→ Aufgabenstellung:
Prüfe bitte, ob die Aussagen (a) bis (c) mit dem Forenthread zu Rucklern in Spielen übereinstimmen: (a) Montelo sieht die Ruckler auch in Benchmarks. (b) Windows wurde bereits neu aufgesetzt. (c) Neawoulf hat die vorgeschlagene Einstellung selbst ausprobiert. Beantworte jede Aussage mit Ja oder Nein und zitiere die entscheidenden Worte des Forenthreads wörtlich.

→ Untersuchter Text:
# PC Stutterings und Fps Drops



## Montelo (21. Oktober 2018)

#1
[FONT=&quot]Hey, und zwar habe ich ein kleines Problem mit dem ich mich nun schon mehrere Wochen bis Monate Rumschlagen muss,
Ich habe in Spielen oft Kleine Stutters oder sogar Starke FPS Drops, Diese Treten aber nur in Spielen auf, in Benchmarks Sind keine Stutter oder Drops der FPS zusehen, habe bereits mehrere Benchmarks Probiert alle funktionieren einwandfrei, In Overwatch Rocket league PUBG etc blieb es bei so kleinen Stutter, Jedoch war ja vor Kurzem die BO4 und Battlefield V Beta dort hatte ich sehr Starke FPS Drops also Unspielbar, Windows wurde bereits Neu aufgesetzt jedoch besteht das Problem immernoch.

Achja ich sollte noch erwähnen das ich diese Probleme nicht hatte wo ich den PC zusammengebaut habe die Problem tauchten aufeinmal 2-3 Monate Später auf.

Nun zu meinem System:
Intel i5 6600k (Nicht Übertaktet)
Asus Z-170A
HyperX Fury DDR4 2x4GB 2133MHz (Schwarz)
Gigabyte GeForce GTX 1060 6Gb Windforce OC
1TB HDD
Be Quiet BK008 CPU Kühler
be quiet! BN240 PC ATX Netzteil System Power 8 80+ 400W schwarz
Azza Onyx 260

https://www.youtube.com/watch?v=IZfIHCmK-CI
https://www.youtube.com/watch?v=izzuy766PmU
(das Sind 2 Kleine Clips zu den Stutterings)
Habe GPU-Z auch mal Laufen gelassen Die GPU Bleibt Konstant auf 98-99%

Ich hoffe ihr könnt mir Helfen


MFG

[/FONT]


----------



## Neawoulf (21. Oktober 2018)

Zumindest in Zusammenhang mit den von dir genannten Spielen hab ich gehört, dass es helfen soll, die Startoptionen der exe zu modifizieren. Also exe suchen ---> Rechtsklick ---> Eigenschaften ---> Haken bei "Vollbildoptimierungen deaktivieren" setzen ---> OK. 

Keine Ahnung, ob es was bringt, aber zumindest in einigen Fällen soll das geholfen haben (hab's selbst allerdings nicht ausprobiert, bin nur darüber gestolpert weil ich selbst Mikrostottern/-freezes in einigen anderen Spielen habe.


----------



## Herbboy (21. Oktober 2018)

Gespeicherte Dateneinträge
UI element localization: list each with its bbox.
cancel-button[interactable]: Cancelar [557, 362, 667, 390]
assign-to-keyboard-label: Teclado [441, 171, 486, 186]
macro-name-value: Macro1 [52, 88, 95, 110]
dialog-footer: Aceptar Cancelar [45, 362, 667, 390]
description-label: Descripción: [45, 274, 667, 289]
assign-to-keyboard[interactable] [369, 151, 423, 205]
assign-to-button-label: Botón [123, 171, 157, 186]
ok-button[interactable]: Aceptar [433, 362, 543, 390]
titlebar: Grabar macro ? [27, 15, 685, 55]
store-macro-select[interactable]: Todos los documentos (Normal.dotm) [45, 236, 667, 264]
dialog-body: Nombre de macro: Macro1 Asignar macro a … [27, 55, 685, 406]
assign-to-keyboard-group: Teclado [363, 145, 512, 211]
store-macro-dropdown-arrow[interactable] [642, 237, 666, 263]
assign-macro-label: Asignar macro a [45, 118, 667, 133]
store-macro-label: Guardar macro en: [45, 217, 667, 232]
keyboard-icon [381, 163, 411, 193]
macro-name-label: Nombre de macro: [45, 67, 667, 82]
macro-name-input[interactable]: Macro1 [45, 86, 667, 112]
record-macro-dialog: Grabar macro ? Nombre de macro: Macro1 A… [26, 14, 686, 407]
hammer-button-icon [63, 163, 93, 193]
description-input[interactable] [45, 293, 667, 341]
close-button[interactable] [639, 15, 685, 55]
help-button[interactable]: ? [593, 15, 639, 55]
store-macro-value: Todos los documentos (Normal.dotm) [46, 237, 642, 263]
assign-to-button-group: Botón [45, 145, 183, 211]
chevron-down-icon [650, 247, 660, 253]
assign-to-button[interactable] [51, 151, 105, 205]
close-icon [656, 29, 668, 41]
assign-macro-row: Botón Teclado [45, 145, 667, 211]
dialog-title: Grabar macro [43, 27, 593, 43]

→ Ergebnis:
(a) Nein: „in Benchmarks Sind keine Stutter oder Drops der FPS zusehen“
(b) Ja: „Windows wurde bereits Neu aufgesetzt“
(c) Nein: „hab's selbst allerdings nicht ausprobiert“